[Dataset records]
________
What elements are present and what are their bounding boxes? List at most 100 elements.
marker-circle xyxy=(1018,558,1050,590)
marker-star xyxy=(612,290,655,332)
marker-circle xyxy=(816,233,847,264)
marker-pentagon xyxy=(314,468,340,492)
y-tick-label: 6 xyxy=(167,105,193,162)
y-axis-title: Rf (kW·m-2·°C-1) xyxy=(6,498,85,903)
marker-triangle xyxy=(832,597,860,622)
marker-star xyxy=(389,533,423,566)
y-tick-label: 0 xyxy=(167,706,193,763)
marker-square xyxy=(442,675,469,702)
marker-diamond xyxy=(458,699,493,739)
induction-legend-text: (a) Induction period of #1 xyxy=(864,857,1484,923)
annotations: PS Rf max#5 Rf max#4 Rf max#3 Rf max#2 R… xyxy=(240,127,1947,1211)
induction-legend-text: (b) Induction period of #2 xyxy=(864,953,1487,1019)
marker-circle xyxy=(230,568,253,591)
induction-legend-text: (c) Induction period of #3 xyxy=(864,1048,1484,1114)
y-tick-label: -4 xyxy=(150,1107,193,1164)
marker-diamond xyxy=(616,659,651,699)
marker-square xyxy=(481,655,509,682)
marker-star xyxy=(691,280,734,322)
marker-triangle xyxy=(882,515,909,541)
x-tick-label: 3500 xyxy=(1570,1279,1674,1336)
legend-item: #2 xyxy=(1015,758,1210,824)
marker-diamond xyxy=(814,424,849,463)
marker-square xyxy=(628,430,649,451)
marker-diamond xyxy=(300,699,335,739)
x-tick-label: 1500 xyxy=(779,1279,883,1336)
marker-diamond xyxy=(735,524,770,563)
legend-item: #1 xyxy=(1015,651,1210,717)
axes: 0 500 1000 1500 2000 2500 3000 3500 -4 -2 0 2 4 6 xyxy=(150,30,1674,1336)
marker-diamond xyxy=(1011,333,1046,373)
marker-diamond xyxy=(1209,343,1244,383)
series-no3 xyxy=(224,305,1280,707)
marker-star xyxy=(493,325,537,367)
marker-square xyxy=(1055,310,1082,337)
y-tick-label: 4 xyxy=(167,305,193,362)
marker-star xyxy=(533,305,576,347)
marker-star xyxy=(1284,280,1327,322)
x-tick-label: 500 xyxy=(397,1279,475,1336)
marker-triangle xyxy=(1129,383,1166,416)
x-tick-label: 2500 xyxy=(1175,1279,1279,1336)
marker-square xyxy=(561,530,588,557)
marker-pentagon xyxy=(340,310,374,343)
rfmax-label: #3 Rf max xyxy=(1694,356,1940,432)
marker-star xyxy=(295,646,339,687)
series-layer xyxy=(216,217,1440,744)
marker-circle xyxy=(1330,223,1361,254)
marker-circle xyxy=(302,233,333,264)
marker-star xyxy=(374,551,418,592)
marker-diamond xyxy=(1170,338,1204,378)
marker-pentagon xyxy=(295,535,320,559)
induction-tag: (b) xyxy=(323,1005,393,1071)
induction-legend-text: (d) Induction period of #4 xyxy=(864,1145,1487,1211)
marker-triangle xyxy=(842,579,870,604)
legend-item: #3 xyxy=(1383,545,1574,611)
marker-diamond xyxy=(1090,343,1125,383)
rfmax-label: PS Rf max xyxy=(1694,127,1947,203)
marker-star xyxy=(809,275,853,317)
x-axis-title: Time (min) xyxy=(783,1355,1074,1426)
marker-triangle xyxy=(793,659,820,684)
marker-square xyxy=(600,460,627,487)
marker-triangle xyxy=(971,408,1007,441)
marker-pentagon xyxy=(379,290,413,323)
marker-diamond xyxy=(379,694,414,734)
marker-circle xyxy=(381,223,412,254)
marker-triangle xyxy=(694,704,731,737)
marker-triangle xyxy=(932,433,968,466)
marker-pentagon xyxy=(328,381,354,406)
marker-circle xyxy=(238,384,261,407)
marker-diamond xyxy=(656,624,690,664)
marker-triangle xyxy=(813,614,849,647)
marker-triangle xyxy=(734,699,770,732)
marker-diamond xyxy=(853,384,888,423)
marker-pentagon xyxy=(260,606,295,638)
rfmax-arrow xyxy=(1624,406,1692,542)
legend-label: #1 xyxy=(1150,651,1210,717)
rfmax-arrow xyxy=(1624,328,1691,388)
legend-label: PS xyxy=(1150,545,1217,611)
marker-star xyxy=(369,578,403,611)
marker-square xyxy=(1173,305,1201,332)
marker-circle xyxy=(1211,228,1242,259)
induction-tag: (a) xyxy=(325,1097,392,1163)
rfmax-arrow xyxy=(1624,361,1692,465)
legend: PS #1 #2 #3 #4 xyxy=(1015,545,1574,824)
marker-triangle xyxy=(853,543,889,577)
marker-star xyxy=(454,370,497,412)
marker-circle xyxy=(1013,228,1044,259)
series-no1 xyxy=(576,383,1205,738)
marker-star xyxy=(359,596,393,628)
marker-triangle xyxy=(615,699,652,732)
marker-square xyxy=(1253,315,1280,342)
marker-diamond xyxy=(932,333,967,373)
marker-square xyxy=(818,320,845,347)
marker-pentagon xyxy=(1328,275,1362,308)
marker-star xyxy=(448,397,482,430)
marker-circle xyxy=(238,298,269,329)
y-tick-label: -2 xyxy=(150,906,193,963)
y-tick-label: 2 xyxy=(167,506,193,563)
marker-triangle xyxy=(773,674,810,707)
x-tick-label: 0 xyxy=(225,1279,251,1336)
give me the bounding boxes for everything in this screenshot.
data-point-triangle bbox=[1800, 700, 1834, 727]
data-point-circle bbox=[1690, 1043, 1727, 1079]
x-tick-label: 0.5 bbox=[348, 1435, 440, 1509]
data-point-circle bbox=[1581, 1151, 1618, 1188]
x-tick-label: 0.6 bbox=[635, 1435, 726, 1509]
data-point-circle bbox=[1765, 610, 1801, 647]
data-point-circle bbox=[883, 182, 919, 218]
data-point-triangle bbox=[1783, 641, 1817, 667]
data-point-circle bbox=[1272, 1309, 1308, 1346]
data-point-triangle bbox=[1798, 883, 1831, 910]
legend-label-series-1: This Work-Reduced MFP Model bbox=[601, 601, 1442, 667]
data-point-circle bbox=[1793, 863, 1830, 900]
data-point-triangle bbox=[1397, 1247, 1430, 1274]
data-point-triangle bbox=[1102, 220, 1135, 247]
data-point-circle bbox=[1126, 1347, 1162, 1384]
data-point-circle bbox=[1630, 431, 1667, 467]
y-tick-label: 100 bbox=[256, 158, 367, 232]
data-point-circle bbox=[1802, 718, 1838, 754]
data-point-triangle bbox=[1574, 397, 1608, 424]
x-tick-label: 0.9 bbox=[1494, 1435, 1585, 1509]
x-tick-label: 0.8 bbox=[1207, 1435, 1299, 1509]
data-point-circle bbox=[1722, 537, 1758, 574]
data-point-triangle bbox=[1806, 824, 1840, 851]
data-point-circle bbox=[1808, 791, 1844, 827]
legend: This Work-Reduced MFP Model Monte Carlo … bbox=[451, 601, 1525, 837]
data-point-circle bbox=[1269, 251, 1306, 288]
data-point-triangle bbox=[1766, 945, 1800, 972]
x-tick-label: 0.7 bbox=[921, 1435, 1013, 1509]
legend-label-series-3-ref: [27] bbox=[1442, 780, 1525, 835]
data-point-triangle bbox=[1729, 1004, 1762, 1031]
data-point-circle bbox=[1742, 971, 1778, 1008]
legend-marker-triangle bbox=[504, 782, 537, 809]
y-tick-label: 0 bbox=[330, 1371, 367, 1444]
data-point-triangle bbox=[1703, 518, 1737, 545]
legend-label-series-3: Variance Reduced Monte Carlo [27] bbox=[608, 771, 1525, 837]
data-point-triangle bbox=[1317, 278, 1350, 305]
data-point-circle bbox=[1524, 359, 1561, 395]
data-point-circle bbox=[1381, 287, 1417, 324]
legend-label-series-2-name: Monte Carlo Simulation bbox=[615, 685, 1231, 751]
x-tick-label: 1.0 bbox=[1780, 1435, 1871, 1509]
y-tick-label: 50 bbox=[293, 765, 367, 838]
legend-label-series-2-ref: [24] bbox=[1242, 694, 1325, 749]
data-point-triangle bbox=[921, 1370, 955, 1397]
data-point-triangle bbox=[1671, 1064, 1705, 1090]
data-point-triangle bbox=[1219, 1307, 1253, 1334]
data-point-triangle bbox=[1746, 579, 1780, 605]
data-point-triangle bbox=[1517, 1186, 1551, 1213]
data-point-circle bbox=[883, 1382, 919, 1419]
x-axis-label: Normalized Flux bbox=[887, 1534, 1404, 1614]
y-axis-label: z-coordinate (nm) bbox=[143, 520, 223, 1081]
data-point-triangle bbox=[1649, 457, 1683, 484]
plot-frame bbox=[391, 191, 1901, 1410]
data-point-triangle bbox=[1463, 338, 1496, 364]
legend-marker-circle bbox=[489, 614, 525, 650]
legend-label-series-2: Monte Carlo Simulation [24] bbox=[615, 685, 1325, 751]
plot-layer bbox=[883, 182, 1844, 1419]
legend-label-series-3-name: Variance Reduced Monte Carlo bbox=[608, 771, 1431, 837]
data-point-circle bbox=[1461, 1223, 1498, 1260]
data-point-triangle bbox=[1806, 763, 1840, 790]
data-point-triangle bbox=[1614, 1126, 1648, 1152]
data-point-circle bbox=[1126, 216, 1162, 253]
________
* Work to be completed *
Extract every line of the material above that contains the string "name".

* Answer to this task *
legend-label-series-2-name: Monte Carlo Simulation bbox=[615, 685, 1231, 751]
legend-label-series-3-name: Variance Reduced Monte Carlo bbox=[608, 771, 1431, 837]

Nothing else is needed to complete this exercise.